_EXERCISE DESCRIPTION_
Identify and pull out each line of the entries in which "在这属于你的特别的一天" occurs.

Dataset items
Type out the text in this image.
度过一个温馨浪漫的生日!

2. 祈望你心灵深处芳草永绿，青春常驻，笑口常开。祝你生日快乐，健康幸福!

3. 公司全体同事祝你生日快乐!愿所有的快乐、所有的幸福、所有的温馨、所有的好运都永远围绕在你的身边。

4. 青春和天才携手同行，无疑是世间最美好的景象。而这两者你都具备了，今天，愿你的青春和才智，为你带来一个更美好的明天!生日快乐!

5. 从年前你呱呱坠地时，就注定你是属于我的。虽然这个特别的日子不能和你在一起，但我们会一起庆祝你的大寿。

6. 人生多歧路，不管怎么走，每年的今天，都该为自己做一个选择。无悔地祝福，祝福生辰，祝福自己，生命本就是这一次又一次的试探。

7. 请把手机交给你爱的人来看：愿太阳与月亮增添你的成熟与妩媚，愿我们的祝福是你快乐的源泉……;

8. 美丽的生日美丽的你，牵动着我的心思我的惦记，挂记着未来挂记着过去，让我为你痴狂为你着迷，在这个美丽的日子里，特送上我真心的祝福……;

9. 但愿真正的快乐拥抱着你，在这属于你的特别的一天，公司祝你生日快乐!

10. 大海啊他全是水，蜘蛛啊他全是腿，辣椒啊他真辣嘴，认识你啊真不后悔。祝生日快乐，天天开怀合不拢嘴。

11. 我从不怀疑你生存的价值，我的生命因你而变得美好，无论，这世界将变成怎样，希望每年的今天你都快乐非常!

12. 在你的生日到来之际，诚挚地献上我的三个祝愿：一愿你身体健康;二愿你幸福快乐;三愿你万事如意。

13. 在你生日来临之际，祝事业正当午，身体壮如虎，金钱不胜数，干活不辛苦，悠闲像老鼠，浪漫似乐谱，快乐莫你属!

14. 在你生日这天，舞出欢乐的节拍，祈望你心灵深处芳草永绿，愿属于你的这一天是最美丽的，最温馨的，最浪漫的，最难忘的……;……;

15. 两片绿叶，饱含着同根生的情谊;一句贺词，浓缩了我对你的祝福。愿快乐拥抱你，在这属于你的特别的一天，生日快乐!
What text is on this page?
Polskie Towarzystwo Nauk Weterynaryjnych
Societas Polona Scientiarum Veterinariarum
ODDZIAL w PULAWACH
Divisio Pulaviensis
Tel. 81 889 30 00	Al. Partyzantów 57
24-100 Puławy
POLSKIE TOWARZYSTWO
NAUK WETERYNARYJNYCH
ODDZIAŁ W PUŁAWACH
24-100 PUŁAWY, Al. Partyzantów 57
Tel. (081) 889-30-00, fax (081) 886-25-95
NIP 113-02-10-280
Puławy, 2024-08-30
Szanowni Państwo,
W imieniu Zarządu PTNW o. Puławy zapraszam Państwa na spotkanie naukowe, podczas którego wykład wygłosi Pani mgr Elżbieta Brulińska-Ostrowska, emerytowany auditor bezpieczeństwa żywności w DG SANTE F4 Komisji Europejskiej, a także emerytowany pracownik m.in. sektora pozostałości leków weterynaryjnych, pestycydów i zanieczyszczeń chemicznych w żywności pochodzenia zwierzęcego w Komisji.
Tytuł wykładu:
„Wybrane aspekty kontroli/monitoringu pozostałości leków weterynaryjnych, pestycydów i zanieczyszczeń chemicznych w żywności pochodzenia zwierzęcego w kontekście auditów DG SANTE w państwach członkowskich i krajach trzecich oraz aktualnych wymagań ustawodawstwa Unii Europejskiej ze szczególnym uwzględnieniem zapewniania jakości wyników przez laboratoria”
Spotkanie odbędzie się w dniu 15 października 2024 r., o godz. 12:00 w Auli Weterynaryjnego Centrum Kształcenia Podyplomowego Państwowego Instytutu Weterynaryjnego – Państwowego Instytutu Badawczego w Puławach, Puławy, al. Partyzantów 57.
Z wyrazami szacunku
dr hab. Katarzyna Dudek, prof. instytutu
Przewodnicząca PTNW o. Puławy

_THE RESULT_
9. 但愿真正的快乐拥抱着你，在这属于你的特别的一天，公司祝你生日快乐!
15. 两片绿叶，饱含着同根生的情谊;一句贺词，浓缩了我对你的祝福。愿快乐拥抱你，在这属于你的特别的一天，生日快乐!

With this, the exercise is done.